━━━━━ Recorded data

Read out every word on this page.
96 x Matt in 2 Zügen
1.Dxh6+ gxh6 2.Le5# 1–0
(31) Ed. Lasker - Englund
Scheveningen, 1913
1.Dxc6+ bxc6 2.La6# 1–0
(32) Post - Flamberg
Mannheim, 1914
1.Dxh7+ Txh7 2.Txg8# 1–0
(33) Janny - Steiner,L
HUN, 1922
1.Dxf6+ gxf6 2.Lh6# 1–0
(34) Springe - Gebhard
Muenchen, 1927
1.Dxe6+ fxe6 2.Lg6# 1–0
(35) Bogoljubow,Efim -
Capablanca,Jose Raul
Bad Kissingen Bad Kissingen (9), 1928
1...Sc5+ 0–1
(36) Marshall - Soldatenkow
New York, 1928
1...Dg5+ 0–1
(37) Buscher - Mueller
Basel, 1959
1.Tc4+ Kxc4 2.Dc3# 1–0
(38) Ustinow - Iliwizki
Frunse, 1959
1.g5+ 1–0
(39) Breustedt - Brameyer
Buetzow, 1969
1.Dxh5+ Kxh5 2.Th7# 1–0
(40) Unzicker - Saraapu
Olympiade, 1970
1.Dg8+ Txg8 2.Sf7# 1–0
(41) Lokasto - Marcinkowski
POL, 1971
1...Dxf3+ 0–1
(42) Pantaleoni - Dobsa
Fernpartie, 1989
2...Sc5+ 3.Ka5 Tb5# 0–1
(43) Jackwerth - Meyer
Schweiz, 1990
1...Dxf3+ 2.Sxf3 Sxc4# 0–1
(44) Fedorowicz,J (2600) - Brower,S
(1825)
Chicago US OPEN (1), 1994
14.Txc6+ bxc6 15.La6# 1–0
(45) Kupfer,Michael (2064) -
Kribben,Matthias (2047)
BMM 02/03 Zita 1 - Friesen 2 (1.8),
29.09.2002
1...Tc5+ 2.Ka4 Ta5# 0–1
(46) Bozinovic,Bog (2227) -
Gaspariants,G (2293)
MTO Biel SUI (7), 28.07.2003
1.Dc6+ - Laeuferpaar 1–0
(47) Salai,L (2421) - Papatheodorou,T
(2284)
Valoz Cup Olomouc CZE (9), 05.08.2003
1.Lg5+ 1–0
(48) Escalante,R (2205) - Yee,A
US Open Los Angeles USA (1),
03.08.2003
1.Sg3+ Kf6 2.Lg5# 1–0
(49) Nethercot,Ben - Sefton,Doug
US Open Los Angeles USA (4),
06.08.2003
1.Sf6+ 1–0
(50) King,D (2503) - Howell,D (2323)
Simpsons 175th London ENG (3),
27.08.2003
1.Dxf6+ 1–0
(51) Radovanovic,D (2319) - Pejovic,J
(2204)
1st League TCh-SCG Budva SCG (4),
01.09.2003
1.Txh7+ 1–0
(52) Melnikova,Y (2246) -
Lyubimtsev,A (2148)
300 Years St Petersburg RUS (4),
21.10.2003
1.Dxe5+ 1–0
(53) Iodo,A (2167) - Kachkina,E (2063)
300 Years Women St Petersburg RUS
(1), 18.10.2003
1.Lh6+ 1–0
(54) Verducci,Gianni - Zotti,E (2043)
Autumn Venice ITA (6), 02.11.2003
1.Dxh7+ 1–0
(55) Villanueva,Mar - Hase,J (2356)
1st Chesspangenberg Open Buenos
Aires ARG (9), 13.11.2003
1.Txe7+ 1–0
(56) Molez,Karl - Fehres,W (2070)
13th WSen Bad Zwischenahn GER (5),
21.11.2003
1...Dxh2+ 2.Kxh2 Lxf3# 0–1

━━━━━━━━━━

*Written exercise:* Among the entries above, identify all lines with "Years" and copy them.

*Reply:*
300 Years St Petersburg RUS (4),
300 Years Women St Petersburg RUS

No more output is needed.